OBJECTIVE — Which lines in the records below contain the word "Sociale"? Copy each of them.

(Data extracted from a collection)
--

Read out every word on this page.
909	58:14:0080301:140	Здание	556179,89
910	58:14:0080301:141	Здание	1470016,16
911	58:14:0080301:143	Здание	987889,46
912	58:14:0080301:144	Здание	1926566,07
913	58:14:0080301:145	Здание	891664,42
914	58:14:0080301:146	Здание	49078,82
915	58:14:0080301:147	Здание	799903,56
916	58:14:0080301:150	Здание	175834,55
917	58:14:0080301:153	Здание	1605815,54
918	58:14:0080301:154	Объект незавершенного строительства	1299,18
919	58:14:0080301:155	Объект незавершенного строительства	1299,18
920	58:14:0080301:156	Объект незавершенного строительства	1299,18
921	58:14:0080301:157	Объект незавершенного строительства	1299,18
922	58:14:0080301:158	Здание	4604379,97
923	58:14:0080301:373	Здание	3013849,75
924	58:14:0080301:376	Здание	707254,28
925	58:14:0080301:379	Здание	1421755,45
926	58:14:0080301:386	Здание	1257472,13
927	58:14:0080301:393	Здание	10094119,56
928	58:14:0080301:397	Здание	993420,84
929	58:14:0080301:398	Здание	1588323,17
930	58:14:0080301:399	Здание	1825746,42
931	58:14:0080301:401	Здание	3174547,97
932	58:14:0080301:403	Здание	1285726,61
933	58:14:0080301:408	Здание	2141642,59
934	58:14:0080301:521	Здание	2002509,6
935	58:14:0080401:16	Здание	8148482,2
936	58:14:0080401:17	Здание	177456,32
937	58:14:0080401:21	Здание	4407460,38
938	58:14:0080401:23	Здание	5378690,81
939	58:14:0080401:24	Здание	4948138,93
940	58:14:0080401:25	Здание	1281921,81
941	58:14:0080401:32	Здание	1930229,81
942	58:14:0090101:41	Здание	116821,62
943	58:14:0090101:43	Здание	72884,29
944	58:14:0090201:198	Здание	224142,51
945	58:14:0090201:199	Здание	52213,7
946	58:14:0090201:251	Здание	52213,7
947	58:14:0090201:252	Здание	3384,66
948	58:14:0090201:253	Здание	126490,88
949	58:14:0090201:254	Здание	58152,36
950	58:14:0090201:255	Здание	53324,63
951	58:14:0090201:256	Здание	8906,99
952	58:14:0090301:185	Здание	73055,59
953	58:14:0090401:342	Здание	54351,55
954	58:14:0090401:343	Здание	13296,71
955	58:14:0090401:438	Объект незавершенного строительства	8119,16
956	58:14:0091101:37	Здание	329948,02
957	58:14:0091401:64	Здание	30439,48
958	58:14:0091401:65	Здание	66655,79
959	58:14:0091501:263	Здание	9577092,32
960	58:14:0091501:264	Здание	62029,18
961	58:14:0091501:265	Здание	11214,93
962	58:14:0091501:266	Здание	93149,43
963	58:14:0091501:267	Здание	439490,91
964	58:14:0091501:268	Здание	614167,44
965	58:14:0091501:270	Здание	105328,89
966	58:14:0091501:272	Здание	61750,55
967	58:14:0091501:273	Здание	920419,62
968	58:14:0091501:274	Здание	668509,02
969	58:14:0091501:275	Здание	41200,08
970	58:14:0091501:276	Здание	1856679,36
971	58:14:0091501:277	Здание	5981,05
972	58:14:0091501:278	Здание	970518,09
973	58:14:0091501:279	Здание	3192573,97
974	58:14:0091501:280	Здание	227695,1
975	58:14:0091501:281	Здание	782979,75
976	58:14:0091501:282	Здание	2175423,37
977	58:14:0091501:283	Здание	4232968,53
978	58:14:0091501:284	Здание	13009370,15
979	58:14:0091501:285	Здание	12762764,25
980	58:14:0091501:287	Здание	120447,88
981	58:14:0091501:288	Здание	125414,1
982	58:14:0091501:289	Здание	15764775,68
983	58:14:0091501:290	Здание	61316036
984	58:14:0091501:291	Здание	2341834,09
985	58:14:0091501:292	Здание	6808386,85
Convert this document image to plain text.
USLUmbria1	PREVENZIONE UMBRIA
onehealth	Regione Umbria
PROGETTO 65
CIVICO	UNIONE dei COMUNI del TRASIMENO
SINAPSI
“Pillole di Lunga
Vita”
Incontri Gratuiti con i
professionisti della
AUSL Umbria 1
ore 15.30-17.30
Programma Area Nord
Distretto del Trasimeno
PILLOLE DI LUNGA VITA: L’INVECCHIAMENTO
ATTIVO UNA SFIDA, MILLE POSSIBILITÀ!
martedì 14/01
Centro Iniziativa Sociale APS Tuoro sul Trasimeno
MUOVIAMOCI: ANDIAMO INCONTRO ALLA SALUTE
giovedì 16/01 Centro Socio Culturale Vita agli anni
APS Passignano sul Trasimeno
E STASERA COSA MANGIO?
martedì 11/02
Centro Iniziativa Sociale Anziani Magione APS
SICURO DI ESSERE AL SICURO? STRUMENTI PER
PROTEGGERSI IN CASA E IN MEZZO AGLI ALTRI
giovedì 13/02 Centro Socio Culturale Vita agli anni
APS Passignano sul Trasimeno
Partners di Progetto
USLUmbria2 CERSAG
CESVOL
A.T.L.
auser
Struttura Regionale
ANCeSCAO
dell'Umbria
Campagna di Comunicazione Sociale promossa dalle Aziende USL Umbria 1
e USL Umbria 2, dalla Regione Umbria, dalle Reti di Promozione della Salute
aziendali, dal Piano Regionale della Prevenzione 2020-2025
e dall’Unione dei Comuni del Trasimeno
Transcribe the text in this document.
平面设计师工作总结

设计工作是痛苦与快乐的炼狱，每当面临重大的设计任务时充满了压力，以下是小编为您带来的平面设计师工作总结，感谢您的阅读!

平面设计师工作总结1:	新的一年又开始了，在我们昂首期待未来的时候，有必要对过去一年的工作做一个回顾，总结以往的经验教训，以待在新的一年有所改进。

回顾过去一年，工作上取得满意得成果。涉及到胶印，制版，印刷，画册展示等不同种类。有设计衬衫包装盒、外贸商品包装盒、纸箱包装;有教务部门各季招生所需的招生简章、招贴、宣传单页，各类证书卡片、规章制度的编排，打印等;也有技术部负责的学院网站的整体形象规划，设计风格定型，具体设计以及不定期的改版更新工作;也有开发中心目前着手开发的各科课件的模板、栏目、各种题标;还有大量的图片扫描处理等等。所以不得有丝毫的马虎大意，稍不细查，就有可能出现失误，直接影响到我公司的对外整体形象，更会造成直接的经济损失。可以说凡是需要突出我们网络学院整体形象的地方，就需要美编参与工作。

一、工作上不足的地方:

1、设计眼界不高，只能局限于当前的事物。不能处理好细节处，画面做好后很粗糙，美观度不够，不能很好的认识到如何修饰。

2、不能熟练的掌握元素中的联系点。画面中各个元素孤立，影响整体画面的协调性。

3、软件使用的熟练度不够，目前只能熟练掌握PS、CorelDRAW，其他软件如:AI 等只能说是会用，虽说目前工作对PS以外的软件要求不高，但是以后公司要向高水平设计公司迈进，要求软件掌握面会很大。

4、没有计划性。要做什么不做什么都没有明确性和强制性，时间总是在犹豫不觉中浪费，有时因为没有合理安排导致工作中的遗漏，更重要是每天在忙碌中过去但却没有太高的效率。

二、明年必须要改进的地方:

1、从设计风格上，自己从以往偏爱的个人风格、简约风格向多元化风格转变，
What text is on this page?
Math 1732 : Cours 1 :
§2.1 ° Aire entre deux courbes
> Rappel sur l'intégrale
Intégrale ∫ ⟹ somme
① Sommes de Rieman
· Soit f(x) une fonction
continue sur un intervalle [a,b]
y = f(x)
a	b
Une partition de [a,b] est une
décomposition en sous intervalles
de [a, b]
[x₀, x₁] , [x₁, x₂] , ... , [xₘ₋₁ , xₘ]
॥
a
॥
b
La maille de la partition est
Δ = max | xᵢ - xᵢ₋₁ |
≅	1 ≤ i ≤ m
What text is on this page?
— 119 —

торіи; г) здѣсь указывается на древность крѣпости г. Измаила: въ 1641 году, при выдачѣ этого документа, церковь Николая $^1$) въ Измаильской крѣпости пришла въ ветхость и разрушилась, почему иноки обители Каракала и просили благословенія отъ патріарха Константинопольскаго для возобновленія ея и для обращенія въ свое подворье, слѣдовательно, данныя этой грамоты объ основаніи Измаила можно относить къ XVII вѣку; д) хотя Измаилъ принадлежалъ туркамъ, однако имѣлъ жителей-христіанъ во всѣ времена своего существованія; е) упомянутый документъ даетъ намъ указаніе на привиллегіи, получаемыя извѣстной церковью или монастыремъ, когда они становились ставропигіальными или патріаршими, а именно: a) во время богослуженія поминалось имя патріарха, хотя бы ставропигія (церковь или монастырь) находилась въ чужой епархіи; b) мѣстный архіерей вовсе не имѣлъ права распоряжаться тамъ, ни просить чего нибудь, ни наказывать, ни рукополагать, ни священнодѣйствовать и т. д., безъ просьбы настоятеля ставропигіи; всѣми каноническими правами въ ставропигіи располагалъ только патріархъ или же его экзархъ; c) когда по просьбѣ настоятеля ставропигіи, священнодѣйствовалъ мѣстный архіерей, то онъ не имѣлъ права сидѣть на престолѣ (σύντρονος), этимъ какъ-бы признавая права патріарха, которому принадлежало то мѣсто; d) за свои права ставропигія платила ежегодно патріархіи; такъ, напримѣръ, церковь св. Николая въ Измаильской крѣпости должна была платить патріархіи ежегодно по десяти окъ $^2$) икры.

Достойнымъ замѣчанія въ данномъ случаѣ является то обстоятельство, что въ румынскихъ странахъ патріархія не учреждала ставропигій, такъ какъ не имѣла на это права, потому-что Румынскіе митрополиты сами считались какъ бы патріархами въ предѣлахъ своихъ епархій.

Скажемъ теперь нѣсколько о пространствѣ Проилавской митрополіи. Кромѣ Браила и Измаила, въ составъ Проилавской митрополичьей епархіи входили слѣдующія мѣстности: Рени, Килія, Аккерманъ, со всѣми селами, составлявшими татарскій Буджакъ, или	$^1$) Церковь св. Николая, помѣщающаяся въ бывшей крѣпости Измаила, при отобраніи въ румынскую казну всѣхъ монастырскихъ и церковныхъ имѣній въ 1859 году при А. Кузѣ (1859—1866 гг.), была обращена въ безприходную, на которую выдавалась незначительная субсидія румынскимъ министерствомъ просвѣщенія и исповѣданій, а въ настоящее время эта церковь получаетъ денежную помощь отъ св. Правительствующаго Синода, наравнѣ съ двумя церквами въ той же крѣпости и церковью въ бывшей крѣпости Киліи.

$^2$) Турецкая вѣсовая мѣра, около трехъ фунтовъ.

--

CORRECT ANSWER —
Centro Iniziativa Sociale APS Tuoro sul Trasimeno
Centro Iniziativa Sociale Anziani Magione APS
Campagna di Comunicazione Sociale promossa dalle Aziende USL Umbria 1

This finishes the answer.